### [Exercise description]
Arrange the rows below as a numbered list, from the first row through the row that contains "gauge-max: 12 <box>432 91 460 115</box>", inclusive, leaving out any blank lines.

━━━━━ Listing

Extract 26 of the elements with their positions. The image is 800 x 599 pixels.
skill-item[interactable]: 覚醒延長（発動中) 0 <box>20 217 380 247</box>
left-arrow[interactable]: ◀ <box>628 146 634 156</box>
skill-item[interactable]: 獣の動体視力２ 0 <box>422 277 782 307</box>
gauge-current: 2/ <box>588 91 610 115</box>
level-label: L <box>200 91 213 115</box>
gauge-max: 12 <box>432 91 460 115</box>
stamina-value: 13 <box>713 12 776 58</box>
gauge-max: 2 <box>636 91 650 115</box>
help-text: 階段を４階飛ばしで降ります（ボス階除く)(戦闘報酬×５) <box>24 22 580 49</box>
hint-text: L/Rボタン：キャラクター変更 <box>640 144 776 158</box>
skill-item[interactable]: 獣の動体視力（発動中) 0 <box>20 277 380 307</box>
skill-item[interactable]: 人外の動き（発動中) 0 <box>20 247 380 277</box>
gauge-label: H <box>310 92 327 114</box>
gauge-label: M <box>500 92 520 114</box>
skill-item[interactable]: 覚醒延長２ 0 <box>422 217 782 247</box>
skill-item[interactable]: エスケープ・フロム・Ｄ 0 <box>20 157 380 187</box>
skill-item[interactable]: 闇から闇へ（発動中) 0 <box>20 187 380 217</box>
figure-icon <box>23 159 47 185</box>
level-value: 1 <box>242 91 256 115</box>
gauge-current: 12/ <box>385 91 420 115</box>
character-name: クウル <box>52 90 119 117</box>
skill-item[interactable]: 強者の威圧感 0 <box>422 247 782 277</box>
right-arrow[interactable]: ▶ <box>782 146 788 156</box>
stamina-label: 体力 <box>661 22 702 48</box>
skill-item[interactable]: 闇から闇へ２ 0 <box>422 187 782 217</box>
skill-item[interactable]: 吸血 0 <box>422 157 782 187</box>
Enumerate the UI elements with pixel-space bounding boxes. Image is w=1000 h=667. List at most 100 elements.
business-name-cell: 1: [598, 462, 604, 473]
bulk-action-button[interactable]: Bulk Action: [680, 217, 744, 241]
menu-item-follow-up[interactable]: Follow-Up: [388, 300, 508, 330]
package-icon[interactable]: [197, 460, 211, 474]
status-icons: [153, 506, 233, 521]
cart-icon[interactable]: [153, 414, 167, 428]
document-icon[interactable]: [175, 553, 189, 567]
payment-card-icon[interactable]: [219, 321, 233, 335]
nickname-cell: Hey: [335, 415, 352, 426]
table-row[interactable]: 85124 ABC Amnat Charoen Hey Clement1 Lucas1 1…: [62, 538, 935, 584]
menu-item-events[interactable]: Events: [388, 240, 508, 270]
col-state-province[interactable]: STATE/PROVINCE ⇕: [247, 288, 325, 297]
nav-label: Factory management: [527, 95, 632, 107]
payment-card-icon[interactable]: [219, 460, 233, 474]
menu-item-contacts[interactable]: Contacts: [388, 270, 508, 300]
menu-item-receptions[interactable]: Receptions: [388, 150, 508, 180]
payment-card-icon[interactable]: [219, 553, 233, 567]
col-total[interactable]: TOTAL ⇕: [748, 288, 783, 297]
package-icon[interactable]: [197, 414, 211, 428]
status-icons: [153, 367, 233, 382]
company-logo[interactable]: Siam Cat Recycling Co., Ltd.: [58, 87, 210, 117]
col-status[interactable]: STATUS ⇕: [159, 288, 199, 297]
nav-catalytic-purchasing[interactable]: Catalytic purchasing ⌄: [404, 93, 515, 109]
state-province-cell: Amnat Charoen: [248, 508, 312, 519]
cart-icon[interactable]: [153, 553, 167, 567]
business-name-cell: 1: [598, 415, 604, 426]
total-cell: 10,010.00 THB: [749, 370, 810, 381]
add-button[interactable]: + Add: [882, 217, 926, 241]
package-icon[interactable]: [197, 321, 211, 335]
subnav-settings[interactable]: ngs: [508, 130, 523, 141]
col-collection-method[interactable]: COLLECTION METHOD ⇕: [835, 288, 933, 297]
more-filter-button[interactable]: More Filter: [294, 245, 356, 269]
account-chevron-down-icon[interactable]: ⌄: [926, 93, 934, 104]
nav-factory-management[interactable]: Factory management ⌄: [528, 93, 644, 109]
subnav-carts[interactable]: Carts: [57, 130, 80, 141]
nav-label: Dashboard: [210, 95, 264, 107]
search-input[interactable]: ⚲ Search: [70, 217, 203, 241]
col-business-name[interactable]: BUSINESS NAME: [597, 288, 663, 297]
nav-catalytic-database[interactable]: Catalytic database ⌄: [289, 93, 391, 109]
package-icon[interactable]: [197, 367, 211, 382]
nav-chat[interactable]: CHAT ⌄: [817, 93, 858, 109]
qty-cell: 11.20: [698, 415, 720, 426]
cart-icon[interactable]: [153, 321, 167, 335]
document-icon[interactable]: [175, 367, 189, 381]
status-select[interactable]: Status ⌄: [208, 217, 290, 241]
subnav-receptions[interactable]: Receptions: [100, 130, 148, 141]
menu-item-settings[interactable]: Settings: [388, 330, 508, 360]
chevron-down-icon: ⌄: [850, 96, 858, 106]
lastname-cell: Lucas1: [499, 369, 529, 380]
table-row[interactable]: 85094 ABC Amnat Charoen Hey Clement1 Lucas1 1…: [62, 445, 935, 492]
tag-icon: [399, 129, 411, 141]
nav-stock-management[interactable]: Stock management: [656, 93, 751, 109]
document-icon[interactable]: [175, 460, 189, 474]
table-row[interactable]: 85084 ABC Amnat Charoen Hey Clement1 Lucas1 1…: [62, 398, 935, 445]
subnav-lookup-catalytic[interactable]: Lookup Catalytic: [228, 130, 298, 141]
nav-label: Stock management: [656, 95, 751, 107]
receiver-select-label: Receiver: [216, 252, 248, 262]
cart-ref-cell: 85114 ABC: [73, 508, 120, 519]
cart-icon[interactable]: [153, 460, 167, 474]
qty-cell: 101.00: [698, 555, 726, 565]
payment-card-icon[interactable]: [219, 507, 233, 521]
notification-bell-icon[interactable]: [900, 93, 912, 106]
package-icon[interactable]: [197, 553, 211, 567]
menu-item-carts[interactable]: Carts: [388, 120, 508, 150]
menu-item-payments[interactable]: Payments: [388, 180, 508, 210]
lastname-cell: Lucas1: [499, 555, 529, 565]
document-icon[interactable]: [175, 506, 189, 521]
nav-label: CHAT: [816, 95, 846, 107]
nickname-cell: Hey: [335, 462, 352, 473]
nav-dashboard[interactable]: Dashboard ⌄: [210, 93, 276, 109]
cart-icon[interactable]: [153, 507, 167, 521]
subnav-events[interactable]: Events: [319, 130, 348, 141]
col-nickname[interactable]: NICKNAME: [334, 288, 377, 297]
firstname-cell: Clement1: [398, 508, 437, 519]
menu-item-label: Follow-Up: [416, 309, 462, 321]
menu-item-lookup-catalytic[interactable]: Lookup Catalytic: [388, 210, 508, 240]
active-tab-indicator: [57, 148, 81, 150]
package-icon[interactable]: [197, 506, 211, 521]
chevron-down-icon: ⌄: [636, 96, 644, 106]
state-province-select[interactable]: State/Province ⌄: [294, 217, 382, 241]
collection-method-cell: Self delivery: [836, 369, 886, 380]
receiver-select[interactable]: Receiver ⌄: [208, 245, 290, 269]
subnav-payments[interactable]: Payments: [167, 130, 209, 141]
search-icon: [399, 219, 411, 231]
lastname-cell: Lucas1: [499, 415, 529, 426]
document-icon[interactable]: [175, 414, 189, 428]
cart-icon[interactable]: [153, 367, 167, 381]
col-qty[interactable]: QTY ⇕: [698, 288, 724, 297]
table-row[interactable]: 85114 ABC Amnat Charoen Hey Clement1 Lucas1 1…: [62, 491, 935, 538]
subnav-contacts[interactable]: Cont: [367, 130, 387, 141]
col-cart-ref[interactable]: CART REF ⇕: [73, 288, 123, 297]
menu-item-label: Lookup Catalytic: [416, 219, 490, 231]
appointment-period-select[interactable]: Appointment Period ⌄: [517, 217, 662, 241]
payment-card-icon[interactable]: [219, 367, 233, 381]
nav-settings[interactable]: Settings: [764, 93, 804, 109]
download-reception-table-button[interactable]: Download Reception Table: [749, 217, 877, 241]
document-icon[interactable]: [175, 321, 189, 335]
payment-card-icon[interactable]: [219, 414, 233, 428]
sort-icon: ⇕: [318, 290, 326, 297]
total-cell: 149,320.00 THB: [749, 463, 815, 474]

━━━━━━━━━━

### [Response]
1. Extract 26 of the elements with their positions. The image is 800 x 599 pixels.
2. skill-item[interactable]: 覚醒延長（発動中) 0 <box>20 217 380 247</box>
3. left-arrow[interactable]: ◀ <box>628 146 634 156</box>
4. skill-item[interactable]: 獣の動体視力２ 0 <box>422 277 782 307</box>
5. gauge-current: 2/ <box>588 91 610 115</box>
6. level-label: L <box>200 91 213 115</box>
7. gauge-max: 12 <box>432 91 460 115</box>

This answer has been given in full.